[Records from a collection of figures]
+++++

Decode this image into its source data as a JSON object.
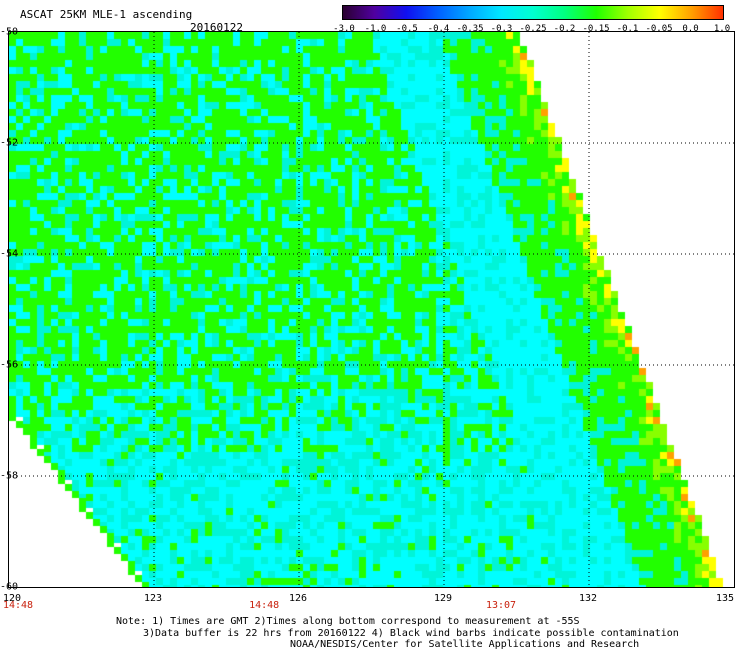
{
  "header": {
    "title": "ASCAT 25KM MLE-1 ascending",
    "date": "20160122"
  },
  "colorbar": {
    "labels": [
      "-3.0",
      "-1.0",
      "-0.5",
      "-0.4",
      "-0.35",
      "-0.3",
      "-0.25",
      "-0.2",
      "-0.15",
      "-0.1",
      "-0.05",
      "0.0",
      "1.0"
    ],
    "colors": [
      "#2a0030",
      "#5000a0",
      "#1010f0",
      "#0060ff",
      "#00a8ff",
      "#00e8ff",
      "#00ffd0",
      "#00ff80",
      "#20ff00",
      "#a0ff00",
      "#ffff00",
      "#ffa000",
      "#ff3000"
    ]
  },
  "map": {
    "lon_range": [
      120,
      135
    ],
    "lat_range": [
      -50,
      -60
    ],
    "lon_labels": [
      "120",
      "123",
      "126",
      "129",
      "132",
      "135"
    ],
    "lat_labels": [
      "-50",
      "-52",
      "-54",
      "-56",
      "-58",
      "-60"
    ],
    "grid": "dotted",
    "colors": {
      "cyan": "#00ffff",
      "aqua": "#00f4d8",
      "green": "#22ff00",
      "lime": "#88ff00",
      "yellow": "#ffff00",
      "orange": "#ffa000"
    }
  },
  "times": [
    {
      "label": "14:48",
      "lon": 120
    },
    {
      "label": "14:48",
      "lon": 125.3
    },
    {
      "label": "13:07",
      "lon": 130.2
    }
  ],
  "notes": {
    "line1": "Note: 1) Times are GMT 2)Times along bottom correspond to measurement at -55S",
    "line2": "3)Data buffer is 22 hrs from 20160122 4) Black wind barbs indicate possible contamination",
    "line3": "NOAA/NESDIS/Center for Satellite Applications and Research"
  }
}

+++++

### Description of the task
Output a faithful copy of the data, with each picture left out.

### Answer in full
Decode this image into its source data as a JSON object.
{
  "header": {
    "title": "ASCAT 25KM MLE-1 ascending",
    "date": "20160122"
  },
  "colorbar": {
    "labels": [
      "-3.0",
      "-1.0",
      "-0.5",
      "-0.4",
      "-0.35",
      "-0.3",
      "-0.25",
      "-0.2",
      "-0.15",
      "-0.1",
      "-0.05",
      "0.0",
      "1.0"
    ],
    "colors": [
      "#2a0030",
      "#5000a0",
      "#1010f0",
      "#0060ff",
      "#00a8ff",
      "#00e8ff",
      "#00ffd0",
      "#00ff80",
      "#20ff00",
      "#a0ff00",
      "#ffff00",
      "#ffa000",
      "#ff3000"
    ]
  },
  "map": {
    "lon_range": [
      120,
      135
    ],
    "lat_range": [
      -50,
      -60
    ],
    "lon_labels": [
      "120",
      "123",
      "126",
      "129",
      "132",
      "135"
    ],
    "lat_labels": [
      "-50",
      "-52",
      "-54",
      "-56",
      "-58",
      "-60"
    ],
    "grid": "dotted",
    "colors": {
      "cyan": "#00ffff",
      "aqua": "#00f4d8",
      "green": "#22ff00",
      "lime": "#88ff00",
      "yellow": "#ffff00",
      "orange": "#ffa000"
    }
  },
  "times": [
    {
      "label": "14:48",
      "lon": 120
    },
    {
      "label": "14:48",
      "lon": 125.3
    },
    {
      "label": "13:07",
      "lon": 130.2
    }
  ],
  "notes": {
    "line1": "Note: 1) Times are GMT 2)Times along bottom correspond to measurement at -55S",
    "line2": "3)Data buffer is 22 hrs from 20160122 4) Black wind barbs indicate possible contamination",
    "line3": "NOAA/NESDIS/Center for Satellite Applications and Research"
  }
}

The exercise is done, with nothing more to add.